Prompt: Below are the records; pull every line that includes "users".

Data for this exercise:
◇ ◇ ◇ ◇ ◇

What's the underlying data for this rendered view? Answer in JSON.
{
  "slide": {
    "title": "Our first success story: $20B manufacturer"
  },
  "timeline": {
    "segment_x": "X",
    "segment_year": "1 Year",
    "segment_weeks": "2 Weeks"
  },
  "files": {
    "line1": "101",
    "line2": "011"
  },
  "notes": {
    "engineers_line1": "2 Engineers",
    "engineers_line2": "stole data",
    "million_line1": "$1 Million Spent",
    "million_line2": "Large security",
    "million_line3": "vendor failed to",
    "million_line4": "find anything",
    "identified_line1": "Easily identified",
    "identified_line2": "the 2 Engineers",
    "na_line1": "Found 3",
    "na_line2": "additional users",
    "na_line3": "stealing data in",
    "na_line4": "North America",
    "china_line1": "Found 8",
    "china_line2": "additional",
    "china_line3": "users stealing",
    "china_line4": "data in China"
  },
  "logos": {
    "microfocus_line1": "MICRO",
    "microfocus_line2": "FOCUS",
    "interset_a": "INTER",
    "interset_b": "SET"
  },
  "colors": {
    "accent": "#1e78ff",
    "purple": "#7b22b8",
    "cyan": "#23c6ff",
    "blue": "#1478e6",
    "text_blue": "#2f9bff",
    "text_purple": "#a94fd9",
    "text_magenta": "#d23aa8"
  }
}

◇ ◇ ◇ ◇ ◇

Solution below:
    "na_line2": "additional users",
    "china_line3": "users stealing",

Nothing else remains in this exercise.